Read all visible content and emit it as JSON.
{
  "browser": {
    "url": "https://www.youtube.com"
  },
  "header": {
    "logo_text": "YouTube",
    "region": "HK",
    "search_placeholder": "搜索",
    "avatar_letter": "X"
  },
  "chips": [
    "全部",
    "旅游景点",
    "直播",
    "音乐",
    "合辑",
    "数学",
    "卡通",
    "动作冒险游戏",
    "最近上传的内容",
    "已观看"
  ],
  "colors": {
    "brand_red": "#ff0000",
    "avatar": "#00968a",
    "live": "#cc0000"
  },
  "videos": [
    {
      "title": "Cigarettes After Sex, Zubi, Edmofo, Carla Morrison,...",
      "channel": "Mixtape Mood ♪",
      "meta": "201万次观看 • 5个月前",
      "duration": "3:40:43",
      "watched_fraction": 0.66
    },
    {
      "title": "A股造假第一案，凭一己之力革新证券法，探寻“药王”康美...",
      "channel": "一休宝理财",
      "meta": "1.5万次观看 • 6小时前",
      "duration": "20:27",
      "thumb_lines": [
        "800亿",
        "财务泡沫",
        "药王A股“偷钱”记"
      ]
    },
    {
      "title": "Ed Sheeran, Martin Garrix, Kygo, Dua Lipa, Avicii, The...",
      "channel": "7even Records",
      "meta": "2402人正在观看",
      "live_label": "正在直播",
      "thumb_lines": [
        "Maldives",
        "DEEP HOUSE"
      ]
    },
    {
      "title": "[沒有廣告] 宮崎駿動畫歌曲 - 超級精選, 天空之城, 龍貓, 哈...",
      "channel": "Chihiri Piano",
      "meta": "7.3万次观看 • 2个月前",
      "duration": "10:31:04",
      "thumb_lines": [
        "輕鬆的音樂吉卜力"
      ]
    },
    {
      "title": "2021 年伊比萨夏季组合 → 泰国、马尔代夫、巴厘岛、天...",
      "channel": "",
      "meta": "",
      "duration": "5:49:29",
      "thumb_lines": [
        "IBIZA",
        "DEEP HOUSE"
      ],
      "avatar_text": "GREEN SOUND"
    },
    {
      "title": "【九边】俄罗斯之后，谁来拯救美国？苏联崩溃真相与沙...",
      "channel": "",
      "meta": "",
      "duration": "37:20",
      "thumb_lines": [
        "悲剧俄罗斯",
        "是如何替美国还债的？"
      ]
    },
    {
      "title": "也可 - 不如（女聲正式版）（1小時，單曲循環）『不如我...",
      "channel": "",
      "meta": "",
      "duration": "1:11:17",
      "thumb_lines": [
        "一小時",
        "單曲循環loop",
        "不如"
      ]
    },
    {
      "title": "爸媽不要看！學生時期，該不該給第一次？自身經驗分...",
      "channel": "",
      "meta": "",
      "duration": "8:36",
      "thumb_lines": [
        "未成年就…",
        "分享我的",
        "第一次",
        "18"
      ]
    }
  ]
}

=-=-=

#### TASK DIRECTIONS
Please output the complete data exactly.

#### FINISHED TASK
Read all visible content and emit it as JSON.
{
  "browser": {
    "url": "https://www.youtube.com"
  },
  "header": {
    "logo_text": "YouTube",
    "region": "HK",
    "search_placeholder": "搜索",
    "avatar_letter": "X"
  },
  "chips": [
    "全部",
    "旅游景点",
    "直播",
    "音乐",
    "合辑",
    "数学",
    "卡通",
    "动作冒险游戏",
    "最近上传的内容",
    "已观看"
  ],
  "colors": {
    "brand_red": "#ff0000",
    "avatar": "#00968a",
    "live": "#cc0000"
  },
  "videos": [
    {
      "title": "Cigarettes After Sex, Zubi, Edmofo, Carla Morrison,...",
      "channel": "Mixtape Mood ♪",
      "meta": "201万次观看 • 5个月前",
      "duration": "3:40:43",
      "watched_fraction": 0.66
    },
    {
      "title": "A股造假第一案，凭一己之力革新证券法，探寻“药王”康美...",
      "channel": "一休宝理财",
      "meta": "1.5万次观看 • 6小时前",
      "duration": "20:27",
      "thumb_lines": [
        "800亿",
        "财务泡沫",
        "药王A股“偷钱”记"
      ]
    },
    {
      "title": "Ed Sheeran, Martin Garrix, Kygo, Dua Lipa, Avicii, The...",
      "channel": "7even Records",
      "meta": "2402人正在观看",
      "live_label": "正在直播",
      "thumb_lines": [
        "Maldives",
        "DEEP HOUSE"
      ]
    },
    {
      "title": "[沒有廣告] 宮崎駿動畫歌曲 - 超級精選, 天空之城, 龍貓, 哈...",
      "channel": "Chihiri Piano",
      "meta": "7.3万次观看 • 2个月前",
      "duration": "10:31:04",
      "thumb_lines": [
        "輕鬆的音樂吉卜力"
      ]
    },
    {
      "title": "2021 年伊比萨夏季组合 → 泰国、马尔代夫、巴厘岛、天...",
      "channel": "",
      "meta": "",
      "duration": "5:49:29",
      "thumb_lines": [
        "IBIZA",
        "DEEP HOUSE"
      ],
      "avatar_text": "GREEN SOUND"
    },
    {
      "title": "【九边】俄罗斯之后，谁来拯救美国？苏联崩溃真相与沙...",
      "channel": "",
      "meta": "",
      "duration": "37:20",
      "thumb_lines": [
        "悲剧俄罗斯",
        "是如何替美国还债的？"
      ]
    },
    {
      "title": "也可 - 不如（女聲正式版）（1小時，單曲循環）『不如我...",
      "channel": "",
      "meta": "",
      "duration": "1:11:17",
      "thumb_lines": [
        "一小時",
        "單曲循環loop",
        "不如"
      ]
    },
    {
      "title": "爸媽不要看！學生時期，該不該給第一次？自身經驗分...",
      "channel": "",
      "meta": "",
      "duration": "8:36",
      "thumb_lines": [
        "未成年就…",
        "分享我的",
        "第一次",
        "18"
      ]
    }
  ]
}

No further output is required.